Pictures should be excluded; otherwise, copy every entry exactly.

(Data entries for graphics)
▬▬▬▬▬▬▬▬▬▬

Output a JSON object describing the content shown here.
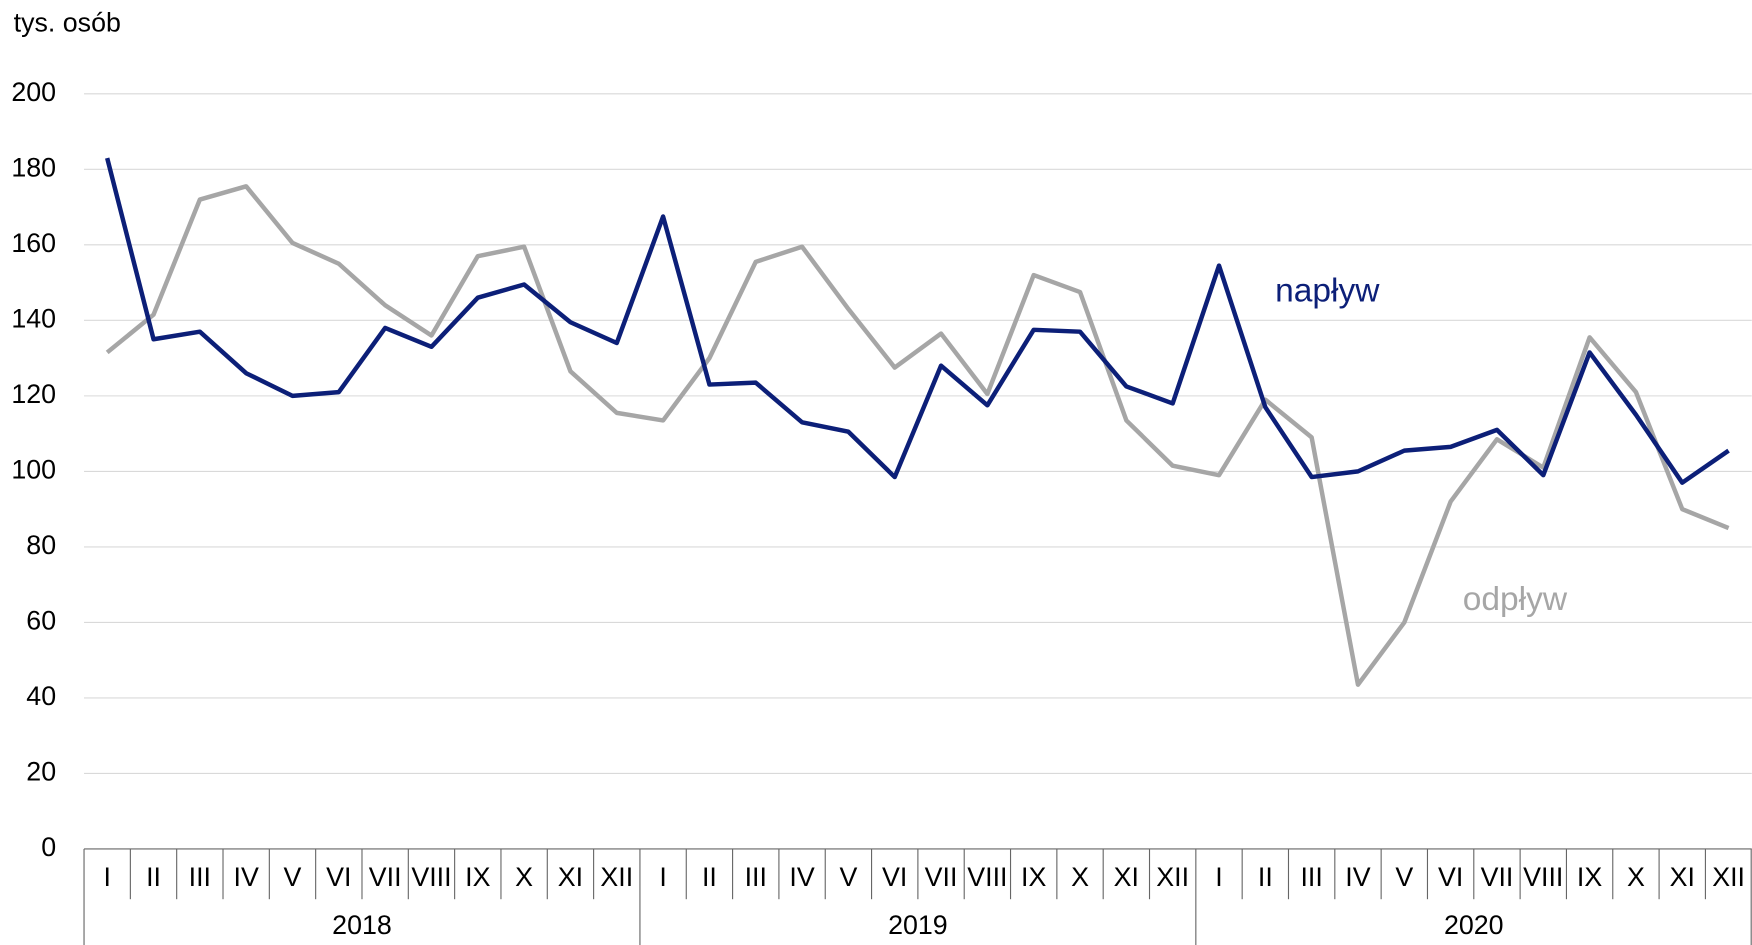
{
  "chart_data": {
    "type": "line",
    "y_axis_label": "tys. osób",
    "categories": [
      "I",
      "II",
      "III",
      "IV",
      "V",
      "VI",
      "VII",
      "VIII",
      "IX",
      "X",
      "XI",
      "XII",
      "I",
      "II",
      "III",
      "IV",
      "V",
      "VI",
      "VII",
      "VIII",
      "IX",
      "X",
      "XI",
      "XII",
      "I",
      "II",
      "III",
      "IV",
      "V",
      "VI",
      "VII",
      "VIII",
      "IX",
      "X",
      "XI",
      "XII"
    ],
    "category_groups": [
      "2018",
      "2019",
      "2020"
    ],
    "series": [
      {
        "name": "napływ",
        "color": "#0c1f78",
        "values": [
          183,
          135,
          137,
          126,
          120,
          121,
          138,
          133,
          146,
          149.5,
          139.5,
          134,
          167.5,
          123,
          123.5,
          113,
          110.5,
          98.5,
          128,
          117.5,
          137.5,
          137,
          122.5,
          118,
          154.5,
          117,
          98.5,
          100,
          105.5,
          106.5,
          111,
          99,
          131.5,
          115,
          97,
          105.5
        ]
      },
      {
        "name": "odpływ",
        "color": "#a6a6a6",
        "values": [
          131.5,
          141.5,
          172,
          175.5,
          160.5,
          155,
          144,
          136,
          157,
          159.5,
          126.5,
          115.5,
          113.5,
          130,
          155.5,
          159.5,
          143,
          127.5,
          136.5,
          120.5,
          152,
          147.5,
          113.5,
          101.5,
          99,
          119,
          109,
          43.5,
          60,
          92,
          108.5,
          101,
          135.5,
          121,
          90,
          85
        ]
      }
    ],
    "ylim": [
      0,
      200
    ],
    "yticks": [
      0,
      20,
      40,
      60,
      80,
      100,
      120,
      140,
      160,
      180,
      200
    ],
    "grid": true
  }
}
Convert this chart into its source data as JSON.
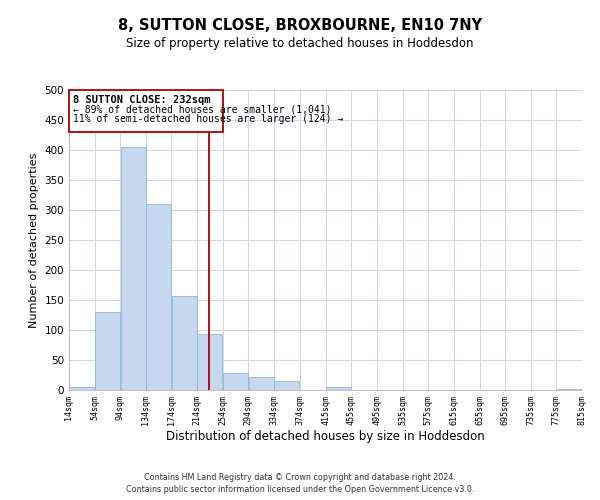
{
  "title": "8, SUTTON CLOSE, BROXBOURNE, EN10 7NY",
  "subtitle": "Size of property relative to detached houses in Hoddesdon",
  "xlabel": "Distribution of detached houses by size in Hoddesdon",
  "ylabel": "Number of detached properties",
  "bar_color": "#c5d8ed",
  "bar_edge_color": "#90b8d8",
  "vline_x": 232,
  "vline_color": "#aa0000",
  "annotation_box_color": "#aa0000",
  "annotation_lines": [
    "8 SUTTON CLOSE: 232sqm",
    "← 89% of detached houses are smaller (1,041)",
    "11% of semi-detached houses are larger (124) →"
  ],
  "bin_edges": [
    14,
    54,
    94,
    134,
    174,
    214,
    254,
    294,
    334,
    374,
    415,
    455,
    495,
    535,
    575,
    615,
    655,
    695,
    735,
    775,
    815
  ],
  "bar_heights": [
    5,
    130,
    405,
    310,
    157,
    93,
    29,
    22,
    15,
    0,
    5,
    0,
    0,
    0,
    0,
    0,
    0,
    0,
    0,
    2
  ],
  "ylim": [
    0,
    500
  ],
  "yticks": [
    0,
    50,
    100,
    150,
    200,
    250,
    300,
    350,
    400,
    450,
    500
  ],
  "footer_lines": [
    "Contains HM Land Registry data © Crown copyright and database right 2024.",
    "Contains public sector information licensed under the Open Government Licence v3.0."
  ],
  "background_color": "#ffffff",
  "grid_color": "#ccd8e8"
}
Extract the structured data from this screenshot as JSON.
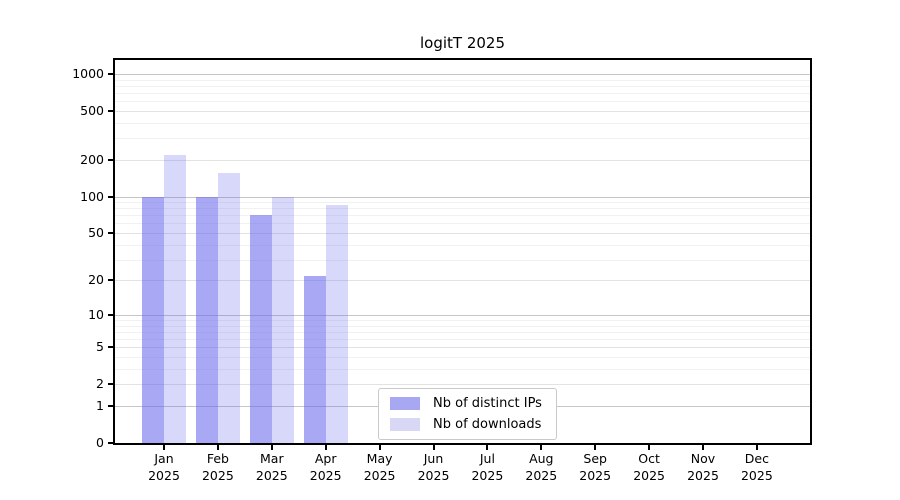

▬▬▬▬▬▬▬▬▬▬

▶ _RIGHT ANSWER_:
Output a JSON object describing the content shown here.
{
  "chart_data": {
    "type": "line",
    "y_axis_label": "tys. osób",
    "categories": [
      "I",
      "II",
      "III",
      "IV",
      "V",
      "VI",
      "VII",
      "VIII",
      "IX",
      "X",
      "XI",
      "XII",
      "I",
      "II",
      "III",
      "IV",
      "V",
      "VI",
      "VII",
      "VIII",
      "IX",
      "X",
      "XI",
      "XII",
      "I",
      "II",
      "III",
      "IV",
      "V",
      "VI",
      "VII",
      "VIII",
      "IX",
      "X",
      "XI",
      "XII"
    ],
    "category_groups": [
      "2018",
      "2019",
      "2020"
    ],
    "series": [
      {
        "name": "napływ",
        "color": "#0c1f78",
        "values": [
          183,
          135,
          137,
          126,
          120,
          121,
          138,
          133,
          146,
          149.5,
          139.5,
          134,
          167.5,
          123,
          123.5,
          113,
          110.5,
          98.5,
          128,
          117.5,
          137.5,
          137,
          122.5,
          118,
          154.5,
          117,
          98.5,
          100,
          105.5,
          106.5,
          111,
          99,
          131.5,
          115,
          97,
          105.5
        ]
      },
      {
        "name": "odpływ",
        "color": "#a6a6a6",
        "values": [
          131.5,
          141.5,
          172,
          175.5,
          160.5,
          155,
          144,
          136,
          157,
          159.5,
          126.5,
          115.5,
          113.5,
          130,
          155.5,
          159.5,
          143,
          127.5,
          136.5,
          120.5,
          152,
          147.5,
          113.5,
          101.5,
          99,
          119,
          109,
          43.5,
          60,
          92,
          108.5,
          101,
          135.5,
          121,
          90,
          85
        ]
      }
    ],
    "ylim": [
      0,
      200
    ],
    "yticks": [
      0,
      20,
      40,
      60,
      80,
      100,
      120,
      140,
      160,
      180,
      200
    ],
    "grid": true
  }
}
Convert this chart into its source data as JSON.
{
  "title": "8, SUTTON CLOSE, BROXBOURNE, EN10 7NY",
  "subtitle": "Size of property relative to detached houses in Hoddesdon",
  "xlabel": "Distribution of detached houses by size in Hoddesdon",
  "ylabel": "Number of detached properties",
  "bar_color": "#c5d8ed",
  "bar_edge_color": "#90b8d8",
  "vline_x": 232,
  "vline_color": "#aa0000",
  "annotation_box_color": "#aa0000",
  "annotation_lines": [
    "8 SUTTON CLOSE: 232sqm",
    "← 89% of detached houses are smaller (1,041)",
    "11% of semi-detached houses are larger (124) →"
  ],
  "bin_edges": [
    14,
    54,
    94,
    134,
    174,
    214,
    254,
    294,
    334,
    374,
    415,
    455,
    495,
    535,
    575,
    615,
    655,
    695,
    735,
    775,
    815
  ],
  "bar_heights": [
    5,
    130,
    405,
    310,
    157,
    93,
    29,
    22,
    15,
    0,
    5,
    0,
    0,
    0,
    0,
    0,
    0,
    0,
    0,
    2
  ],
  "ylim": [
    0,
    500
  ],
  "yticks": [
    0,
    50,
    100,
    150,
    200,
    250,
    300,
    350,
    400,
    450,
    500
  ],
  "footer_lines": [
    "Contains HM Land Registry data © Crown copyright and database right 2024.",
    "Contains public sector information licensed under the Open Government Licence v3.0."
  ],
  "background_color": "#ffffff",
  "grid_color": "#ccd8e8"
}
Extract the structured data from this screenshot as JSON.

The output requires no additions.